— Start —

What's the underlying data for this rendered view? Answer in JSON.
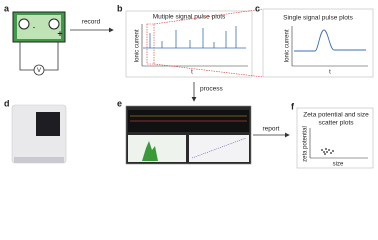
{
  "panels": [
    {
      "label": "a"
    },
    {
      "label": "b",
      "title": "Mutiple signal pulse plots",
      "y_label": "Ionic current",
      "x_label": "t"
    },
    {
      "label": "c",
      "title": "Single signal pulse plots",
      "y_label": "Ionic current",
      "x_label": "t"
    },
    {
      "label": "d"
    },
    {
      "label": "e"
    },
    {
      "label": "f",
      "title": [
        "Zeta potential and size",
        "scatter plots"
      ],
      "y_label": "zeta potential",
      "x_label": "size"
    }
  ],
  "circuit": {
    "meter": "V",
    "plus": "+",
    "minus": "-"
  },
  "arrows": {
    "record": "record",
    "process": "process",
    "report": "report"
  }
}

— End —

Stated problem » Take the entries shown above and quote them verbatim, passing over the pictures.

Solution for this exercise »
What's the underlying data for this rendered view? Answer in JSON.
{
  "panels": [
    {
      "label": "a"
    },
    {
      "label": "b",
      "title": "Mutiple signal pulse plots",
      "y_label": "Ionic current",
      "x_label": "t"
    },
    {
      "label": "c",
      "title": "Single signal pulse plots",
      "y_label": "Ionic current",
      "x_label": "t"
    },
    {
      "label": "d"
    },
    {
      "label": "e"
    },
    {
      "label": "f",
      "title": [
        "Zeta potential and size",
        "scatter plots"
      ],
      "y_label": "zeta potential",
      "x_label": "size"
    }
  ],
  "circuit": {
    "meter": "V",
    "plus": "+",
    "minus": "-"
  },
  "arrows": {
    "record": "record",
    "process": "process",
    "report": "report"
  }
}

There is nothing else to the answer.